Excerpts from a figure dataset
** begin **
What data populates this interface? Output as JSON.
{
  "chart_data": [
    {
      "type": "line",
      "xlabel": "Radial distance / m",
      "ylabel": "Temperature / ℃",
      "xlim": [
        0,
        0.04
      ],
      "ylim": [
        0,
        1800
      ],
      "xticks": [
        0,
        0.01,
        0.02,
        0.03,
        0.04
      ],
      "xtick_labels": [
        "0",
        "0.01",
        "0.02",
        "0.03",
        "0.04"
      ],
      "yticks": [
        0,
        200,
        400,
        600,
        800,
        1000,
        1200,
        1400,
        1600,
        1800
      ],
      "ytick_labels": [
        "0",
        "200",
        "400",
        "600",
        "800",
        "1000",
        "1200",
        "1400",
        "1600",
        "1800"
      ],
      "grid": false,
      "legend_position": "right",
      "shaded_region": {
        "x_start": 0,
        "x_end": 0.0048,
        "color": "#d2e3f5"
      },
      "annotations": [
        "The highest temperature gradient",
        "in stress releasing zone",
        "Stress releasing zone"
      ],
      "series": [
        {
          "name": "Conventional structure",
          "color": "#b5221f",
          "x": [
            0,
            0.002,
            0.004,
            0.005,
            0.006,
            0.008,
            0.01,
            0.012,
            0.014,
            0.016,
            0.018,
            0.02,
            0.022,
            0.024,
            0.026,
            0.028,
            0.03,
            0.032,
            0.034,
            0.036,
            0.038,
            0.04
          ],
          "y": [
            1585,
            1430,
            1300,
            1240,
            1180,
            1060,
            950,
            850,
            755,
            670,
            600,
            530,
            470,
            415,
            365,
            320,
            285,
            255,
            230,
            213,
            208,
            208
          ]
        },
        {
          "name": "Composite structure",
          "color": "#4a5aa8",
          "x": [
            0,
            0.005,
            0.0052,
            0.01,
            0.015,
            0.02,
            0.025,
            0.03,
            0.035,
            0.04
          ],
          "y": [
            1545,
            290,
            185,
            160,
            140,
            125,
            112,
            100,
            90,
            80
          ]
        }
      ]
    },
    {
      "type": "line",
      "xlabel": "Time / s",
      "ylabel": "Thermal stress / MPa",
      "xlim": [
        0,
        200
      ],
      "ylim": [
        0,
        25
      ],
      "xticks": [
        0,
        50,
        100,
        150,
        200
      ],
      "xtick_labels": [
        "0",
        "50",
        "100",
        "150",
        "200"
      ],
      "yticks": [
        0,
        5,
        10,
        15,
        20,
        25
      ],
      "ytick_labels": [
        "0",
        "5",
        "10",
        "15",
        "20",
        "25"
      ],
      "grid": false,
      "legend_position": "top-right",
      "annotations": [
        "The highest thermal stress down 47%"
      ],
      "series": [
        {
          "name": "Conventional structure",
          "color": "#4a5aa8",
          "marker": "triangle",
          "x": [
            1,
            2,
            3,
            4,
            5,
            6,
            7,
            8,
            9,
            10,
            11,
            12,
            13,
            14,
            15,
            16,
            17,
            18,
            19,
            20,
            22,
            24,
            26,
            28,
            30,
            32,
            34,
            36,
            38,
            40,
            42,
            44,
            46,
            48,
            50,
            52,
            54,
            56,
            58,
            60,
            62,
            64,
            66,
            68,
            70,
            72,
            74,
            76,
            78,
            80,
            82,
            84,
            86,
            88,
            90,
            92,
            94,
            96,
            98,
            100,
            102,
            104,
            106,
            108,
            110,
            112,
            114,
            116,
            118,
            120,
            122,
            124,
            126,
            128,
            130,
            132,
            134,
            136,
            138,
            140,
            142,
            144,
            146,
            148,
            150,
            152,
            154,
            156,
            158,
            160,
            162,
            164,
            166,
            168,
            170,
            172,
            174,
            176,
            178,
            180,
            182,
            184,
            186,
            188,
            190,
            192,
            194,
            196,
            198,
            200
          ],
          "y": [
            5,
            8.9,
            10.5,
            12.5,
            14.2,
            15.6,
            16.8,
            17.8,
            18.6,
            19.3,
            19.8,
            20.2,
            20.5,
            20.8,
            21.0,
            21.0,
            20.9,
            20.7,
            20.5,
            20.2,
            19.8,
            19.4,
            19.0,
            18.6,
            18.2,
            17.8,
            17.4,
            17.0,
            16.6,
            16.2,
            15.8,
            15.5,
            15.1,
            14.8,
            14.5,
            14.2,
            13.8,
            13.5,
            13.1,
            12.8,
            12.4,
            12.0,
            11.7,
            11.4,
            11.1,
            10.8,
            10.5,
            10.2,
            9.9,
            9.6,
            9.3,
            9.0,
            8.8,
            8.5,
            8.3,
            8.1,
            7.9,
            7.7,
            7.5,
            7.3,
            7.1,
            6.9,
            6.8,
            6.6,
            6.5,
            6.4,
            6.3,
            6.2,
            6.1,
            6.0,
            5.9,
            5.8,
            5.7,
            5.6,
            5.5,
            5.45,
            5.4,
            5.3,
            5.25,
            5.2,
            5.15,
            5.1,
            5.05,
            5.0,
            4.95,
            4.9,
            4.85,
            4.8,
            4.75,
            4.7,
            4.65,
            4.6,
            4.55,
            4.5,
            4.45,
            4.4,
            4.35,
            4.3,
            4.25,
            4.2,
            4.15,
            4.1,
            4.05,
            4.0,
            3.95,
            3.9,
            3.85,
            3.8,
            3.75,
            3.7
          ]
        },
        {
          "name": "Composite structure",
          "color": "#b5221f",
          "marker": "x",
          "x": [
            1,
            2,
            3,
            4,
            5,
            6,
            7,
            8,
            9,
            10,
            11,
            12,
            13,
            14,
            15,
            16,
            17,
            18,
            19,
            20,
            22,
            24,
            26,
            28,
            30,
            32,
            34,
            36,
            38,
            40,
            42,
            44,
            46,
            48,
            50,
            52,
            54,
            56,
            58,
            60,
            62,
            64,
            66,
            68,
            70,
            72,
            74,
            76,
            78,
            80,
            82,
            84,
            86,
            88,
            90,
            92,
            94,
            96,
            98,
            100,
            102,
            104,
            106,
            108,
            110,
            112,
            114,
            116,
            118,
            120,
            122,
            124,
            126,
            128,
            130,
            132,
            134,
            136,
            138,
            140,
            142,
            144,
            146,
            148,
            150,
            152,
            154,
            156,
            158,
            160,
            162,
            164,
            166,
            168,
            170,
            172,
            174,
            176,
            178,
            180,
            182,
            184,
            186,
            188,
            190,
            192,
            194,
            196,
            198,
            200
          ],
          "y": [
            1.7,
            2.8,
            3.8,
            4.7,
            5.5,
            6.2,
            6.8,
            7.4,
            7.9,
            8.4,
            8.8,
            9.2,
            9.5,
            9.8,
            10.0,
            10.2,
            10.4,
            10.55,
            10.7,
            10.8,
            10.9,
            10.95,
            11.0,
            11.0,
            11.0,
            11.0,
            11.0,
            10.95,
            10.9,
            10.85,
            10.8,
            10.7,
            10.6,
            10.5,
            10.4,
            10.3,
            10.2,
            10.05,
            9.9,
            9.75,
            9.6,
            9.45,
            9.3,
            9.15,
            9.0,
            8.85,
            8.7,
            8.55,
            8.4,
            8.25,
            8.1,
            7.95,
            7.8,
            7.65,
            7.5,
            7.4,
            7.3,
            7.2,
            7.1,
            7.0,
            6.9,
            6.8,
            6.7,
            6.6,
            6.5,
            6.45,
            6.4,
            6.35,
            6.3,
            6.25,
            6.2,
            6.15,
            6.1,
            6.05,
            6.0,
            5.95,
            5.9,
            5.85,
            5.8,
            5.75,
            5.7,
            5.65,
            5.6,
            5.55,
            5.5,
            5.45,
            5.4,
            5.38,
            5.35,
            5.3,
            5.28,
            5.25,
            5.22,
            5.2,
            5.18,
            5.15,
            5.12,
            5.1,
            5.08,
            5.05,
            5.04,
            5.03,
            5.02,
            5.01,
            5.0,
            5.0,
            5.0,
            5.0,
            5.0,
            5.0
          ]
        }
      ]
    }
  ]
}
** end **
* Directions: Check every line for "ylabel" and show the ones that have it.

* Exercise solution:
      "ylabel": "Temperature / ℃",
      "ylabel": "Thermal stress / MPa",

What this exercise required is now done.